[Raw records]

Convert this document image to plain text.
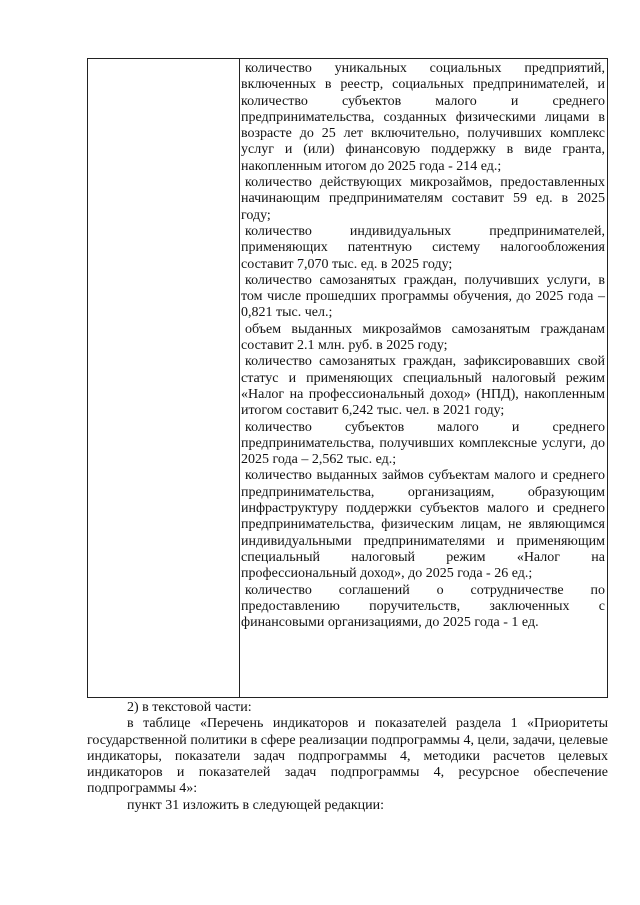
количество уникальных социальных предприятий, включенных в реестр, социальных предпринимателей, и количество субъектов малого и среднего предпринимательства, созданных физическими лицами в возрасте до 25 лет включительно, получивших комплекс услуг и (или) финансовую поддержку в виде гранта, накопленным итогом до 2025 года - 214 ед.;

количество действующих микрозаймов, предоставленных начинающим предпринимателям составит 59 ед. в 2025 году;

количество индивидуальных предпринимателей, применяющих патентную систему налогообложения составит 7,070 тыс. ед. в 2025 году;

количество самозанятых граждан, получивших услуги, в том числе прошедших программы обучения, до 2025 года – 0,821 тыс. чел.;

объем выданных микрозаймов самозанятым гражданам составит 2.1 млн. руб. в 2025 году;

количество самозанятых граждан, зафиксировавших свой статус и применяющих специальный налоговый режим «Налог на профессиональный доход» (НПД), накопленным итогом составит 6,242 тыс. чел. в 2021 году;

количество субъектов малого и среднего предпринимательства, получивших комплексные услуги, до 2025 года – 2,562 тыс. ед.;

количество выданных займов субъектам малого и среднего предпринимательства, организациям, образующим инфраструктуру поддержки субъектов малого и среднего предпринимательства, физическим лицам, не являющимся индивидуальными предпринимателями и применяющим специальный налоговый режим «Налог на профессиональный доход», до 2025 года - 26 ед.;

количество соглашений о сотрудничестве по предоставлению поручительств, заключенных с финансовыми организациями, до 2025 года - 1 ед.

2) в текстовой части:

в таблице «Перечень индикаторов и показателей раздела 1 «Приоритеты государственной политики в сфере реализации подпрограммы 4, цели, задачи, целевые индикаторы, показатели задач подпрограммы 4, методики расчетов целевых индикаторов и показателей задач подпрограммы 4, ресурсное обеспечение подпрограммы 4»:

пункт 31 изложить в следующей редакции:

▶ [Goal]: Determine how many lines above contain "доход" as a word or string. Give the number alone.

▶ [Correct response]: 2